§ **Job**
Return all of the data exactly as given.

Collection entries:
—————

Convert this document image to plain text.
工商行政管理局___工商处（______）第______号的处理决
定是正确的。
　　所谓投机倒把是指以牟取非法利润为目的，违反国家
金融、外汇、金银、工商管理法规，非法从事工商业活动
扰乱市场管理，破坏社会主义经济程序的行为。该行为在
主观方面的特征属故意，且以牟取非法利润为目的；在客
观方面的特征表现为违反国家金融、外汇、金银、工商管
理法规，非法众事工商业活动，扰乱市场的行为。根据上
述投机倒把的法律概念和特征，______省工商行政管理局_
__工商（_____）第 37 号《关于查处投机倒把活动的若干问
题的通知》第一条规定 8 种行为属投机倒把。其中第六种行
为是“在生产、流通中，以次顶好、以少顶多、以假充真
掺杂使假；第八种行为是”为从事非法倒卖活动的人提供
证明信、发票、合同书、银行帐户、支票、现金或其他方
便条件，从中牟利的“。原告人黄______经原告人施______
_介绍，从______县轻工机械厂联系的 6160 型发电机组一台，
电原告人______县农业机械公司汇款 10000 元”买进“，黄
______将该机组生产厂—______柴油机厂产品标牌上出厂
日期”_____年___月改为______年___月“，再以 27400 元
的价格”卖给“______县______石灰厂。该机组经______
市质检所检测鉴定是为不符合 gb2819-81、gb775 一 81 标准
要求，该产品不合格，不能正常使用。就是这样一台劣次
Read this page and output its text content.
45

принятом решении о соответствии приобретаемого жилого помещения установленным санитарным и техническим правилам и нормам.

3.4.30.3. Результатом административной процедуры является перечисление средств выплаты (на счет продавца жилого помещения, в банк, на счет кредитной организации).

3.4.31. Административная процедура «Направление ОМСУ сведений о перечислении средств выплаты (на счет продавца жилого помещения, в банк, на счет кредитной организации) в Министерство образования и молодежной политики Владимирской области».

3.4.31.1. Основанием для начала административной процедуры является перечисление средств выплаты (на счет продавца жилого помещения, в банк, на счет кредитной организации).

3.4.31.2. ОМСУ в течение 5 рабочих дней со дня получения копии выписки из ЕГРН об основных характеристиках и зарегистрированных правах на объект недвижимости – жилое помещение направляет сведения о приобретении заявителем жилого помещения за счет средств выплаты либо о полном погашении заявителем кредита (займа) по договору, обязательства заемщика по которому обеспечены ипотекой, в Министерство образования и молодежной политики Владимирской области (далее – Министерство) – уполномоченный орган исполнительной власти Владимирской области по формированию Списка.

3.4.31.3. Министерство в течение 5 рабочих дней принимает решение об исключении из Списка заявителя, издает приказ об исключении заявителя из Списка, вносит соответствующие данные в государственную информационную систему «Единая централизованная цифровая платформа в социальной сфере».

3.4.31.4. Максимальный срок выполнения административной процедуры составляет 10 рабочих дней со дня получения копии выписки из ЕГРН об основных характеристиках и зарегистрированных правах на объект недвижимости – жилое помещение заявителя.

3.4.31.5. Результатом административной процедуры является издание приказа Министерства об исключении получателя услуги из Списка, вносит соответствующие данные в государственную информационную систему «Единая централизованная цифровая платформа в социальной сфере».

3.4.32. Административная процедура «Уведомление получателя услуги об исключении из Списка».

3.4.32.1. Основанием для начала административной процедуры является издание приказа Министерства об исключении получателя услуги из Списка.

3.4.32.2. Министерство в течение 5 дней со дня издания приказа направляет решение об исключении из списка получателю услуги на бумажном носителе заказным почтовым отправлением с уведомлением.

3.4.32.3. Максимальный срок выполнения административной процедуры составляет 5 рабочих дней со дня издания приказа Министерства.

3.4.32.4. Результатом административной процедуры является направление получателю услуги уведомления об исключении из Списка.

—————

§ **Written solution**
Convert this document image to plain text.
工商行政管理局___工商处（______）第______号的处理决
定是正确的。
　　所谓投机倒把是指以牟取非法利润为目的，违反国家
金融、外汇、金银、工商管理法规，非法从事工商业活动
扰乱市场管理，破坏社会主义经济程序的行为。该行为在
主观方面的特征属故意，且以牟取非法利润为目的；在客
观方面的特征表现为违反国家金融、外汇、金银、工商管
理法规，非法众事工商业活动，扰乱市场的行为。根据上
述投机倒把的法律概念和特征，______省工商行政管理局_
__工商（_____）第 37 号《关于查处投机倒把活动的若干问
题的通知》第一条规定 8 种行为属投机倒把。其中第六种行
为是“在生产、流通中，以次顶好、以少顶多、以假充真
掺杂使假；第八种行为是”为从事非法倒卖活动的人提供
证明信、发票、合同书、银行帐户、支票、现金或其他方
便条件，从中牟利的“。原告人黄______经原告人施______
_介绍，从______县轻工机械厂联系的 6160 型发电机组一台，
电原告人______县农业机械公司汇款 10000 元”买进“，黄
______将该机组生产厂—______柴油机厂产品标牌上出厂
日期”_____年___月改为______年___月“，再以 27400 元
的价格”卖给“______县______石灰厂。该机组经______
市质检所检测鉴定是为不符合 gb2819-81、gb775 一 81 标准
要求，该产品不合格，不能正常使用。就是这样一台劣次
Read this page and output its text content.
45

принятом решении о соответствии приобретаемого жилого помещения установленным санитарным и техническим правилам и нормам.

3.4.30.3. Результатом административной процедуры является перечисление средств выплаты (на счет продавца жилого помещения, в банк, на счет кредитной организации).

3.4.31. Административная процедура «Направление ОМСУ сведений о перечислении средств выплаты (на счет продавца жилого помещения, в банк, на счет кредитной организации) в Министерство образования и молодежной политики Владимирской области».

3.4.31.1. Основанием для начала административной процедуры является перечисление средств выплаты (на счет продавца жилого помещения, в банк, на счет кредитной организации).

3.4.31.2. ОМСУ в течение 5 рабочих дней со дня получения копии выписки из ЕГРН об основных характеристиках и зарегистрированных правах на объект недвижимости – жилое помещение направляет сведения о приобретении заявителем жилого помещения за счет средств выплаты либо о полном погашении заявителем кредита (займа) по договору, обязательства заемщика по которому обеспечены ипотекой, в Министерство образования и молодежной политики Владимирской области (далее – Министерство) – уполномоченный орган исполнительной власти Владимирской области по формированию Списка.

3.4.31.3. Министерство в течение 5 рабочих дней принимает решение об исключении из Списка заявителя, издает приказ об исключении заявителя из Списка, вносит соответствующие данные в государственную информационную систему «Единая централизованная цифровая платформа в социальной сфере».

3.4.31.4. Максимальный срок выполнения административной процедуры составляет 10 рабочих дней со дня получения копии выписки из ЕГРН об основных характеристиках и зарегистрированных правах на объект недвижимости – жилое помещение заявителя.

3.4.31.5. Результатом административной процедуры является издание приказа Министерства об исключении получателя услуги из Списка, вносит соответствующие данные в государственную информационную систему «Единая централизованная цифровая платформа в социальной сфере».

3.4.32. Административная процедура «Уведомление получателя услуги об исключении из Списка».

3.4.32.1. Основанием для начала административной процедуры является издание приказа Министерства об исключении получателя услуги из Списка.

3.4.32.2. Министерство в течение 5 дней со дня издания приказа направляет решение об исключении из списка получателю услуги на бумажном носителе заказным почтовым отправлением с уведомлением.

3.4.32.3. Максимальный срок выполнения административной процедуры составляет 5 рабочих дней со дня издания приказа Министерства.

3.4.32.4. Результатом административной процедуры является направление получателю услуги уведомления об исключении из Списка.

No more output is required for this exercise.